++++ STORED ROWS ++++
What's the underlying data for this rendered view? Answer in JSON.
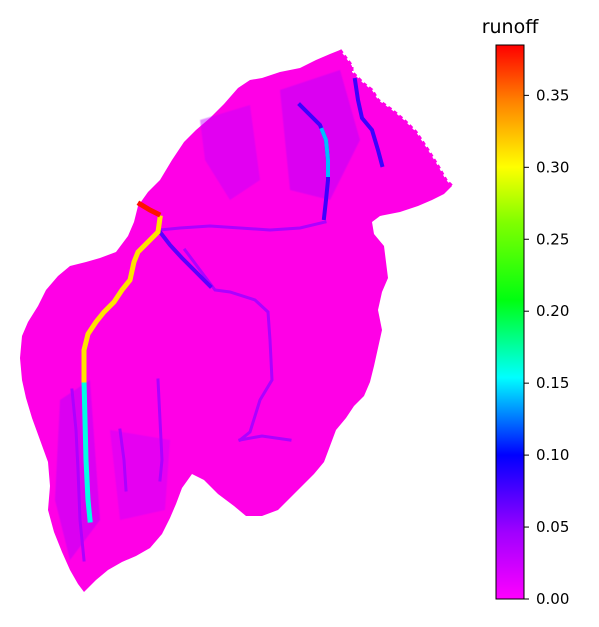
{
  "chart_data": {
    "type": "heatmap",
    "description": "Raster map of a catchment with runoff values; values mostly near 0 with a high-runoff channel",
    "colorbar": {
      "title": "runoff",
      "colormap": "gist_rainbow_r",
      "range": [
        0.0,
        0.385
      ],
      "ticks": [
        0.0,
        0.05,
        0.1,
        0.15,
        0.2,
        0.25,
        0.3,
        0.35
      ],
      "tick_labels": [
        "0.00",
        "0.05",
        "0.10",
        "0.15",
        "0.20",
        "0.25",
        "0.30",
        "0.35"
      ]
    },
    "background_value": 0.0,
    "features": [
      {
        "name": "main-channel-upper",
        "value": 0.31
      },
      {
        "name": "main-channel-source",
        "value": 0.38
      },
      {
        "name": "main-channel-lower",
        "value": 0.16
      },
      {
        "name": "channel-mid",
        "value": 0.07
      },
      {
        "name": "channel-upper-right",
        "value": 0.08
      },
      {
        "name": "channel-upper-right-cyan",
        "value": 0.14
      },
      {
        "name": "tributaries",
        "value": 0.04
      }
    ],
    "colors": {
      "background_fill": "#ff00e0",
      "low": "#ff00ff",
      "mid_violet": "#8000ff",
      "blue": "#0010ff",
      "cyan": "#00ffff",
      "green": "#00ff20",
      "yellow": "#ffff00",
      "orange": "#ff8000",
      "red": "#ff0000"
    }
  }
}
++++
▸ WHAT IS EXPECTED:
Without the pictures, restate all of the entries above verbatim.

▸ WRITTEN REPLY:
What's the underlying data for this rendered view? Answer in JSON.
{
  "chart_data": {
    "type": "heatmap",
    "description": "Raster map of a catchment with runoff values; values mostly near 0 with a high-runoff channel",
    "colorbar": {
      "title": "runoff",
      "colormap": "gist_rainbow_r",
      "range": [
        0.0,
        0.385
      ],
      "ticks": [
        0.0,
        0.05,
        0.1,
        0.15,
        0.2,
        0.25,
        0.3,
        0.35
      ],
      "tick_labels": [
        "0.00",
        "0.05",
        "0.10",
        "0.15",
        "0.20",
        "0.25",
        "0.30",
        "0.35"
      ]
    },
    "background_value": 0.0,
    "features": [
      {
        "name": "main-channel-upper",
        "value": 0.31
      },
      {
        "name": "main-channel-source",
        "value": 0.38
      },
      {
        "name": "main-channel-lower",
        "value": 0.16
      },
      {
        "name": "channel-mid",
        "value": 0.07
      },
      {
        "name": "channel-upper-right",
        "value": 0.08
      },
      {
        "name": "channel-upper-right-cyan",
        "value": 0.14
      },
      {
        "name": "tributaries",
        "value": 0.04
      }
    ],
    "colors": {
      "background_fill": "#ff00e0",
      "low": "#ff00ff",
      "mid_violet": "#8000ff",
      "blue": "#0010ff",
      "cyan": "#00ffff",
      "green": "#00ff20",
      "yellow": "#ffff00",
      "orange": "#ff8000",
      "red": "#ff0000"
    }
  }
}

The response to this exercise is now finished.